## Task brief
Where the data below has the string "และว", return the whole line.

## Task data
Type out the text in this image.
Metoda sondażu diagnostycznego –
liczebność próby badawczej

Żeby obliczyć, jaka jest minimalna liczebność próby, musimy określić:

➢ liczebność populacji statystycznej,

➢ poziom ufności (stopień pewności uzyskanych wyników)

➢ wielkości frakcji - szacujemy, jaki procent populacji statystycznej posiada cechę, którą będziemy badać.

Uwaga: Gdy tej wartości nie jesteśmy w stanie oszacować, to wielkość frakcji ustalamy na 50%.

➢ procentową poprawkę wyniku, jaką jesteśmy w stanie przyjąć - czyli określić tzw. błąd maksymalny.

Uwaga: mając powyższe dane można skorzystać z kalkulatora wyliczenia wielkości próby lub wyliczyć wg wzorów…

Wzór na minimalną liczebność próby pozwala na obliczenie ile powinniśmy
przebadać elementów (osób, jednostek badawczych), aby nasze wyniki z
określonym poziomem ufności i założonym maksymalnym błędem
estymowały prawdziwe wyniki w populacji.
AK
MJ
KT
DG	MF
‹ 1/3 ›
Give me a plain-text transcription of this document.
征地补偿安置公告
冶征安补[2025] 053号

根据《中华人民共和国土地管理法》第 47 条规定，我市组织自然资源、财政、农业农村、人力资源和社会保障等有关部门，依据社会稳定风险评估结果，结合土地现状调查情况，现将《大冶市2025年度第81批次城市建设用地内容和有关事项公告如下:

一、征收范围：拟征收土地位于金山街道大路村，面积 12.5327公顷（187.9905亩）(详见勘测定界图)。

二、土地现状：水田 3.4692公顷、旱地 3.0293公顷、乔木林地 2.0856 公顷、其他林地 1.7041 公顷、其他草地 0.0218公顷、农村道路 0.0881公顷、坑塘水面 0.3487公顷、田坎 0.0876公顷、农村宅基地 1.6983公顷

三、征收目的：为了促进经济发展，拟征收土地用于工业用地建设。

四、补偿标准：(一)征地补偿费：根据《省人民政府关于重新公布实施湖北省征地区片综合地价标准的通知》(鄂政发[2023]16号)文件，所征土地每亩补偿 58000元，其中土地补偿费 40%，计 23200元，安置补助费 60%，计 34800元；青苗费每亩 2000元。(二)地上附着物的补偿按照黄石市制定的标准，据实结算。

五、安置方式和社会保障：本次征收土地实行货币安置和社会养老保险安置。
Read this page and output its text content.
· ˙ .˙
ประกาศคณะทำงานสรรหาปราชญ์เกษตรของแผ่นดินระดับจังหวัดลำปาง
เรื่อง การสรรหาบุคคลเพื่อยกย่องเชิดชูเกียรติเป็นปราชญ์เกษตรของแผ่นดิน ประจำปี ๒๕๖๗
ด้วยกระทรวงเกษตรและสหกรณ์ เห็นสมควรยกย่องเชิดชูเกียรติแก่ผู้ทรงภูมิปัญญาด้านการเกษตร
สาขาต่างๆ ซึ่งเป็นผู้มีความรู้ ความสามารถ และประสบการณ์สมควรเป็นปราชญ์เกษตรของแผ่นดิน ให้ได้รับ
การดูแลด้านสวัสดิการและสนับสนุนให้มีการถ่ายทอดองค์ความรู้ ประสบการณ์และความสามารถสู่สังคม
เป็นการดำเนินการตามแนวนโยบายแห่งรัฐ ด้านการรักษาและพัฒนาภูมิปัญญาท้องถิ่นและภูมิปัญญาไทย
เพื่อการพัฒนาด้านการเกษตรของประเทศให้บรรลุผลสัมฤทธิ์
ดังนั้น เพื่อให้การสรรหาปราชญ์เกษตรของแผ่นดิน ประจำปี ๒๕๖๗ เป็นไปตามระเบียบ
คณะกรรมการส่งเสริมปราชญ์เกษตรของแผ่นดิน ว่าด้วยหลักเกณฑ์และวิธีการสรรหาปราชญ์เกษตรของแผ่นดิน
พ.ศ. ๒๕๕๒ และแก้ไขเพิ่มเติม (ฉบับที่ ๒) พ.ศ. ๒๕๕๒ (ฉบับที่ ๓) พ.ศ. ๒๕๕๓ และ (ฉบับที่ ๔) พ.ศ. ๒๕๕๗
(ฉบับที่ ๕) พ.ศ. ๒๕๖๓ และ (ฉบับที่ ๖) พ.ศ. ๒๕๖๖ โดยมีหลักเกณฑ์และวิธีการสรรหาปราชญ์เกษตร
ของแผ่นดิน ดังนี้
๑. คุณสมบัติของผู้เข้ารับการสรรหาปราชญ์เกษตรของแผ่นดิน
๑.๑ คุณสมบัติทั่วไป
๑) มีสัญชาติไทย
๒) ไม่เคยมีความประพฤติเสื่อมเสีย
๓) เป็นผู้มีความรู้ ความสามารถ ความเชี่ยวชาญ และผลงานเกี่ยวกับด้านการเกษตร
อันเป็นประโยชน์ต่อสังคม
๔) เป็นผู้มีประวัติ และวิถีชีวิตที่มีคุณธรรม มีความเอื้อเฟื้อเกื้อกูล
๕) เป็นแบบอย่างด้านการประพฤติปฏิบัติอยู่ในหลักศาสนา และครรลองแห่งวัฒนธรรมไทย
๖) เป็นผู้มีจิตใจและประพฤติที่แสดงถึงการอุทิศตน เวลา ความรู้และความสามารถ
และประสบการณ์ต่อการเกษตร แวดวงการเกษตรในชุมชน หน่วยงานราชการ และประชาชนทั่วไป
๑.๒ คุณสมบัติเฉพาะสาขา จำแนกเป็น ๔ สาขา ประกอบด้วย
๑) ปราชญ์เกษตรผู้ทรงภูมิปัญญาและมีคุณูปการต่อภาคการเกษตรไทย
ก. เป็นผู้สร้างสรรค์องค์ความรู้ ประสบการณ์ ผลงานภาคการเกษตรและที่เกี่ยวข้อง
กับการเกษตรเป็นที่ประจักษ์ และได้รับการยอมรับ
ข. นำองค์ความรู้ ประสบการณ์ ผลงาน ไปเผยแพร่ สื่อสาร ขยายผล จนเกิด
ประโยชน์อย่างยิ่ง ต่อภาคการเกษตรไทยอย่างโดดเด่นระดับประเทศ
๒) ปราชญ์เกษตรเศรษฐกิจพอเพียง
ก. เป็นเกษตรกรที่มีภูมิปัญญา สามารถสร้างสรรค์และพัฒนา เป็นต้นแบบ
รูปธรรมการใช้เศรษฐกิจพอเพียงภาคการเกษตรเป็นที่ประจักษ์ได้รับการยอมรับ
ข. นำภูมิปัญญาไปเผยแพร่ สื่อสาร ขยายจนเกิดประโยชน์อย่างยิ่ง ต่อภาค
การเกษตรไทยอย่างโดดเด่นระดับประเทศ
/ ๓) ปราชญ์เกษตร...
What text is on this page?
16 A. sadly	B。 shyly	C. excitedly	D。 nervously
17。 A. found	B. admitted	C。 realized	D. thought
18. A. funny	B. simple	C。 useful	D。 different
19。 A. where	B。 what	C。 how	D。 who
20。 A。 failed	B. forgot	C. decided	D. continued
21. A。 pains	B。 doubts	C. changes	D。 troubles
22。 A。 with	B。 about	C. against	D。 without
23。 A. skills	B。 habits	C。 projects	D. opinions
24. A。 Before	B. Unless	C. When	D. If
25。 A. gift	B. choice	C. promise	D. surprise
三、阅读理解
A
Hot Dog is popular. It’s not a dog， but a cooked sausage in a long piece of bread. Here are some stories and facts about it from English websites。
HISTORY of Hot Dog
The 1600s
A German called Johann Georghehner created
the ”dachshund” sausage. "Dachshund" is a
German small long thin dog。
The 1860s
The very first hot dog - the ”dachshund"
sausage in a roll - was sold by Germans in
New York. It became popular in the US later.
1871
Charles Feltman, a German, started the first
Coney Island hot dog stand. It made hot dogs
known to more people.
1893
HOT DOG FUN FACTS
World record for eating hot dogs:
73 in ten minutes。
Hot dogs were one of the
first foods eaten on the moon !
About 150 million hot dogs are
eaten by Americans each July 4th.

## Task response
คณะกรรมการส่งเสริมปราชญ์เกษตรของแผ่นดิน ว่าด้วยหลักเกณฑ์และวิธีการสรรหาปราชญ์เกษตรของแผ่นดิน
(ฉบับที่ ๕) พ.ศ. ๒๕๖๓ และ (ฉบับที่ ๖) พ.ศ. ๒๕๖๖ โดยมีหลักเกณฑ์และวิธีการสรรหาปราชญ์เกษตร
๔) เป็นผู้มีประวัติ และวิถีชีวิตที่มีคุณธรรม มีความเอื้อเฟื้อเกื้อกูล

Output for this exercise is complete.